## [Goal of the exercise]
Transcribe all of the material exactly, except for its pictures.

=== Supplied data ===

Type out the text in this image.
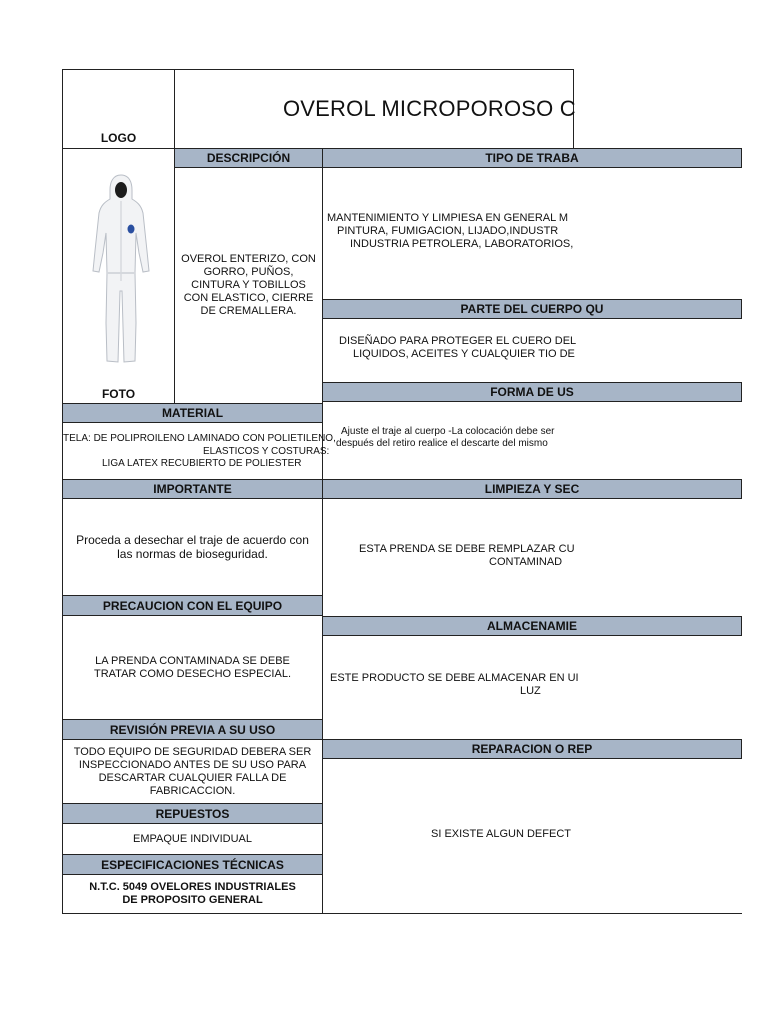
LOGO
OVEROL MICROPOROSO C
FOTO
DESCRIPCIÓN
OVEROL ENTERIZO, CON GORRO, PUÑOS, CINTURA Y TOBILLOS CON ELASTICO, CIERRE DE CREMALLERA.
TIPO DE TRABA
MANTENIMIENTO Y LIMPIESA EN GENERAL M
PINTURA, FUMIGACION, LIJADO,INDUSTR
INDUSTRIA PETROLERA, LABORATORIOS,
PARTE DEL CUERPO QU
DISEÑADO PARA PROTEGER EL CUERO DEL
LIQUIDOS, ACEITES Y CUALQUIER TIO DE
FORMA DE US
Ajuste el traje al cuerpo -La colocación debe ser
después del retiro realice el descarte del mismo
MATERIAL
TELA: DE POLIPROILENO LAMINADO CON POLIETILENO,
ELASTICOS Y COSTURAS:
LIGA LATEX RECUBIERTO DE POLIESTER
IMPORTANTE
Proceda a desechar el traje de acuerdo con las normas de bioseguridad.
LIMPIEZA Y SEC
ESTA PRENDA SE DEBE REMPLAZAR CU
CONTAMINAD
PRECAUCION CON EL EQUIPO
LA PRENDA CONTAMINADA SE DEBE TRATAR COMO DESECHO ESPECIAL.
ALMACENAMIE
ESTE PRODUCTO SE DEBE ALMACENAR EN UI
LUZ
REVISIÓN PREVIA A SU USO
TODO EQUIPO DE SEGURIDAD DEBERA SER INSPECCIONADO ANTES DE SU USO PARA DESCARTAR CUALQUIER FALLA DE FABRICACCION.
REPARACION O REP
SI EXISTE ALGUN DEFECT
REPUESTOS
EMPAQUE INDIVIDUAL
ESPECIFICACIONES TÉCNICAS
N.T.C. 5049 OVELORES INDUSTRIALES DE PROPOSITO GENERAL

===

## [Correct output]
Type out the text in this image.
LOGO
OVEROL MICROPOROSO C
FOTO
DESCRIPCIÓN
OVEROL ENTERIZO, CON GORRO, PUÑOS, CINTURA Y TOBILLOS CON ELASTICO, CIERRE DE CREMALLERA.
TIPO DE TRABA
MANTENIMIENTO Y LIMPIESA EN GENERAL M
PINTURA, FUMIGACION, LIJADO,INDUSTR
INDUSTRIA PETROLERA, LABORATORIOS,
PARTE DEL CUERPO QU
DISEÑADO PARA PROTEGER EL CUERO DEL
LIQUIDOS, ACEITES Y CUALQUIER TIO DE
FORMA DE US
Ajuste el traje al cuerpo -La colocación debe ser
después del retiro realice el descarte del mismo
MATERIAL
TELA: DE POLIPROILENO LAMINADO CON POLIETILENO,
ELASTICOS Y COSTURAS:
LIGA LATEX RECUBIERTO DE POLIESTER
IMPORTANTE
Proceda a desechar el traje de acuerdo con las normas de bioseguridad.
LIMPIEZA Y SEC
ESTA PRENDA SE DEBE REMPLAZAR CU
CONTAMINAD
PRECAUCION CON EL EQUIPO
LA PRENDA CONTAMINADA SE DEBE TRATAR COMO DESECHO ESPECIAL.
ALMACENAMIE
ESTE PRODUCTO SE DEBE ALMACENAR EN UI
LUZ
REVISIÓN PREVIA A SU USO
TODO EQUIPO DE SEGURIDAD DEBERA SER INSPECCIONADO ANTES DE SU USO PARA DESCARTAR CUALQUIER FALLA DE FABRICACCION.
REPARACION O REP
SI EXISTE ALGUN DEFECT
REPUESTOS
EMPAQUE INDIVIDUAL
ESPECIFICACIONES TÉCNICAS
N.T.C. 5049 OVELORES INDUSTRIALES DE PROPOSITO GENERAL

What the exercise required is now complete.